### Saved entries

..........

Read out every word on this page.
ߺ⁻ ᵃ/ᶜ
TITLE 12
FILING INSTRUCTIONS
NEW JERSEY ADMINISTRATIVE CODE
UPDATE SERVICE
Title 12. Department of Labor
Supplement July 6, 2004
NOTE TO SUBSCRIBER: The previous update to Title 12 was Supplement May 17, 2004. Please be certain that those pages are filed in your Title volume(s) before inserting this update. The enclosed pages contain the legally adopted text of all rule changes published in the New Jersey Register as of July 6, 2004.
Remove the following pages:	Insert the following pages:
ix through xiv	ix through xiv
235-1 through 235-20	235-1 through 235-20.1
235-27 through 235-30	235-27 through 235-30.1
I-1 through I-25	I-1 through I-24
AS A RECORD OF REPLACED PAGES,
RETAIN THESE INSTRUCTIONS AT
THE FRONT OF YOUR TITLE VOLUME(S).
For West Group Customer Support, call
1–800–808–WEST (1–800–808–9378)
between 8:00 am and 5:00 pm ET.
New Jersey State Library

..........

### WRITTEN REQUEST
Copy each line of the data exactly, leaving nothing out.

### TASK OUTPUT
Read out every word on this page.
ߺ⁻ ᵃ/ᶜ
TITLE 12
FILING INSTRUCTIONS
NEW JERSEY ADMINISTRATIVE CODE
UPDATE SERVICE
Title 12. Department of Labor
Supplement July 6, 2004
NOTE TO SUBSCRIBER: The previous update to Title 12 was Supplement May 17, 2004. Please be certain that those pages are filed in your Title volume(s) before inserting this update. The enclosed pages contain the legally adopted text of all rule changes published in the New Jersey Register as of July 6, 2004.
Remove the following pages:	Insert the following pages:
ix through xiv	ix through xiv
235-1 through 235-20	235-1 through 235-20.1
235-27 through 235-30	235-27 through 235-30.1
I-1 through I-25	I-1 through I-24
AS A RECORD OF REPLACED PAGES,
RETAIN THESE INSTRUCTIONS AT
THE FRONT OF YOUR TITLE VOLUME(S).
For West Group Customer Support, call
1–800–808–WEST (1–800–808–9378)
between 8:00 am and 5:00 pm ET.
New Jersey State Library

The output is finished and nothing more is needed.